* What the task requires *
Tally the lines in the following entries that include the word "marker"; state only the total.

* Records provided *
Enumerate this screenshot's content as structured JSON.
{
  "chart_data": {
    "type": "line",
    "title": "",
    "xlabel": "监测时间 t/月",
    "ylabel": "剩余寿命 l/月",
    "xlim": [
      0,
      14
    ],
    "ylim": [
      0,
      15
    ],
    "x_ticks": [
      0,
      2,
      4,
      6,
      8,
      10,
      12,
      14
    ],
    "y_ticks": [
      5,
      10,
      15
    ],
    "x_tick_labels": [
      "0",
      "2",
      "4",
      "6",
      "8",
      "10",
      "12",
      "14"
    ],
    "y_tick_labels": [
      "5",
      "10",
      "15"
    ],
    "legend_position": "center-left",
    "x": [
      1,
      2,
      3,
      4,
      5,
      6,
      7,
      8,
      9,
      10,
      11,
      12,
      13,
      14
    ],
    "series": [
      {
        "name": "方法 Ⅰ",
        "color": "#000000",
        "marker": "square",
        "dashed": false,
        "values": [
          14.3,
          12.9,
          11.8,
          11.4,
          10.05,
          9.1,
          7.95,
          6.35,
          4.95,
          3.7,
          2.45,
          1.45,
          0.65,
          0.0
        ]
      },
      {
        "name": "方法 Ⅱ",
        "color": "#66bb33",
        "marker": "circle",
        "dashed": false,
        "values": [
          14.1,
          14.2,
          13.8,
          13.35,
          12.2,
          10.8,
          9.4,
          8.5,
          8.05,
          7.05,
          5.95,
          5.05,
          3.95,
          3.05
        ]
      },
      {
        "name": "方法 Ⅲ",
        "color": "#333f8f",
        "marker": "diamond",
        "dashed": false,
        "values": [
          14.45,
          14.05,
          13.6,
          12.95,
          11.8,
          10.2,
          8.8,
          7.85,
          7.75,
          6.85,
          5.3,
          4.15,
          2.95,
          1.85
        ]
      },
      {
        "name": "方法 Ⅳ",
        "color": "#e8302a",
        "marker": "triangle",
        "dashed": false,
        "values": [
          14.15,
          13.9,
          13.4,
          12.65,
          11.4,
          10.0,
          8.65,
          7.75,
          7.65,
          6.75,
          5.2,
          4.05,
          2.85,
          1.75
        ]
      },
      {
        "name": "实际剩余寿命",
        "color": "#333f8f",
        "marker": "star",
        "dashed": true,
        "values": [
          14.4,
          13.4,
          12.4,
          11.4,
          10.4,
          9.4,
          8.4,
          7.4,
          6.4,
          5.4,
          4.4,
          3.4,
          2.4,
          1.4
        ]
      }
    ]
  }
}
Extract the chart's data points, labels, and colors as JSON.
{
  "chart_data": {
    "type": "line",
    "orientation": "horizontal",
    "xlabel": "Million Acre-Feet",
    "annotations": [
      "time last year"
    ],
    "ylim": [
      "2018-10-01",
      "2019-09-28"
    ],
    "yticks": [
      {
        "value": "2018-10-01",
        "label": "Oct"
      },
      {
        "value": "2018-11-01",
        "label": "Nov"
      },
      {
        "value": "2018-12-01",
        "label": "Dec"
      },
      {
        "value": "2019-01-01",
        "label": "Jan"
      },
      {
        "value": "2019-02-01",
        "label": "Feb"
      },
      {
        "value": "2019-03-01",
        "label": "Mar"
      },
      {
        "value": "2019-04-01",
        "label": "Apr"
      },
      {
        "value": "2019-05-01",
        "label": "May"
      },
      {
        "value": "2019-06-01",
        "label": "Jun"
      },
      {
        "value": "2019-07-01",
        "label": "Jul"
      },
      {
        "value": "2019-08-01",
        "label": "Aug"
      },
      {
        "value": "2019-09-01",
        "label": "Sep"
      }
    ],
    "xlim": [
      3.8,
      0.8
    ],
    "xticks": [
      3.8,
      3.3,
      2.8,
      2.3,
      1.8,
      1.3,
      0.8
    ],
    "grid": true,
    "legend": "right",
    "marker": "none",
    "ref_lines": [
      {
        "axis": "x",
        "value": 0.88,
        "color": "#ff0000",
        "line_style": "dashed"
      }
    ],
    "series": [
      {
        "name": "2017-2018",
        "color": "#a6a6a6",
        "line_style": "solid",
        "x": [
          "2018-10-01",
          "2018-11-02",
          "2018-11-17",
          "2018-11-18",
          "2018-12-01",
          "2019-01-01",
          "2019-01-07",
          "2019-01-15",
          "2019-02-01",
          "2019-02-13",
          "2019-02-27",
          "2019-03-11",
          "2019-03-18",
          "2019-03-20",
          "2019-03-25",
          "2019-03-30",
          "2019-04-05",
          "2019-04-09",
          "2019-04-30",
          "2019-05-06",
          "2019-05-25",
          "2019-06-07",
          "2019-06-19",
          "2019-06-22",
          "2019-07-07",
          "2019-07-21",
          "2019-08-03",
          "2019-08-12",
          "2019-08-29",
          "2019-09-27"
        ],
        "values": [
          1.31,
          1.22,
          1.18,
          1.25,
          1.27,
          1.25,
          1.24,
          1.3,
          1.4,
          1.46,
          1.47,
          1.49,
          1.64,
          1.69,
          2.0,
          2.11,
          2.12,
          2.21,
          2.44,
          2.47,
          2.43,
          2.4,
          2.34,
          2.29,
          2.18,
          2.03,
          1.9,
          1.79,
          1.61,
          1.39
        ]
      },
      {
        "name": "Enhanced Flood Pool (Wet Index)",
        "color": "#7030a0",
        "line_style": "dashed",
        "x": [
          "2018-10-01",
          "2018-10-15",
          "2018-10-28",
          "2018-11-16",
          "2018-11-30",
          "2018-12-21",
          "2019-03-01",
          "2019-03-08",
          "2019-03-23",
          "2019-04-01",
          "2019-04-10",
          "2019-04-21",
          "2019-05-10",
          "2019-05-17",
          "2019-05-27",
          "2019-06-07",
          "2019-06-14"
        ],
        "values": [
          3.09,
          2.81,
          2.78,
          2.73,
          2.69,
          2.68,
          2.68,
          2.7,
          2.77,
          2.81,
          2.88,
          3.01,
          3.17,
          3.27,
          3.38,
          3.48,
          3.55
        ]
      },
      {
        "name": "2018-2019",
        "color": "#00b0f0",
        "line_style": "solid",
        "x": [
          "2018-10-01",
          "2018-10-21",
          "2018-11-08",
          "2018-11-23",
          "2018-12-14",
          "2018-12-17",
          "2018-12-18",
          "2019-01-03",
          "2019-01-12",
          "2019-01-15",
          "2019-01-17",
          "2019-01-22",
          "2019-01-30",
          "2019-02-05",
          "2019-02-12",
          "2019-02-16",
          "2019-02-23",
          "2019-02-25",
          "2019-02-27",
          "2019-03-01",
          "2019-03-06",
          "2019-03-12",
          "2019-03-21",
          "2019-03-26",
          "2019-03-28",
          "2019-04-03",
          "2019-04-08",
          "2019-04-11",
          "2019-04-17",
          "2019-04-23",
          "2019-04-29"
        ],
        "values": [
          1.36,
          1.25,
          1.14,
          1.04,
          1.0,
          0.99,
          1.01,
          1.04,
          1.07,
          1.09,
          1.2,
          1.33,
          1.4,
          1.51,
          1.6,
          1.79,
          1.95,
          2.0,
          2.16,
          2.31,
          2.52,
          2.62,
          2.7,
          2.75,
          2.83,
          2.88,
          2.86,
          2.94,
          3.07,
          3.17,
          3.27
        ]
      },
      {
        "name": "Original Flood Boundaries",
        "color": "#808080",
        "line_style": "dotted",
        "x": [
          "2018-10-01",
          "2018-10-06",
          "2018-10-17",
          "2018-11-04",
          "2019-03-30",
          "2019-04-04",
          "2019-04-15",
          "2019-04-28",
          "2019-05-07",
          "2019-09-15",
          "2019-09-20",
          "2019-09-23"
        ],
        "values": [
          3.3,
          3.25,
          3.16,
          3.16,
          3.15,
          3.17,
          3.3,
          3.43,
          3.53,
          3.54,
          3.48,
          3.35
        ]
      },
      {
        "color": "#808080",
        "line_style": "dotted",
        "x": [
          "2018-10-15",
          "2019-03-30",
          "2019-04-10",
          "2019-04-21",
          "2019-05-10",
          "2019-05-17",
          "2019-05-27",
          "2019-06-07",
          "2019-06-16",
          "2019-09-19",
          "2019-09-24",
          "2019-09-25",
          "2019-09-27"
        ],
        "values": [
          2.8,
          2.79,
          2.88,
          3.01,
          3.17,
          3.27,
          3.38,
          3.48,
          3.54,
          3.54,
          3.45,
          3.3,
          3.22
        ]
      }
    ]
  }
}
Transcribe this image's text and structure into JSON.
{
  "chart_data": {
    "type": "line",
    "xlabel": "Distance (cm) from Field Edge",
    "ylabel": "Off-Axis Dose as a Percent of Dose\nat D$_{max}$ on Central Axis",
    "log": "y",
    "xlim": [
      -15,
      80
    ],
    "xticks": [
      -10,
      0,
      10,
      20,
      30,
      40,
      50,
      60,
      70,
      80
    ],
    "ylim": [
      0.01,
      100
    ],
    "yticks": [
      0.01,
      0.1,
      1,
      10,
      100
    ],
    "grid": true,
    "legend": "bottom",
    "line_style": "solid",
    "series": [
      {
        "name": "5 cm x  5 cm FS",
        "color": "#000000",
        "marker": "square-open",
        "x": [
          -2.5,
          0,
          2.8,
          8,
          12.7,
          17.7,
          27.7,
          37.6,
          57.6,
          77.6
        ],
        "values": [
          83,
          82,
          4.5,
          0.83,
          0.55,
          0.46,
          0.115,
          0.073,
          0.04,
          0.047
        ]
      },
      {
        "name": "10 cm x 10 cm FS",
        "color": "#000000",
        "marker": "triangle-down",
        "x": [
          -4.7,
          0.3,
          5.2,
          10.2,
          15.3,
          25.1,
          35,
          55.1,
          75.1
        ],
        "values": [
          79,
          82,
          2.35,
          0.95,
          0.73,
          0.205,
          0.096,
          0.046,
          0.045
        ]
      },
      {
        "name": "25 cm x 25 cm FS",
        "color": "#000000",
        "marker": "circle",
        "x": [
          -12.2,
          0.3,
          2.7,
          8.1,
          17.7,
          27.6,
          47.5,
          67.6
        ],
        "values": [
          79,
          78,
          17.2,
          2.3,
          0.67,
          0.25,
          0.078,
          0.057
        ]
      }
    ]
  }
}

* Written answer *
9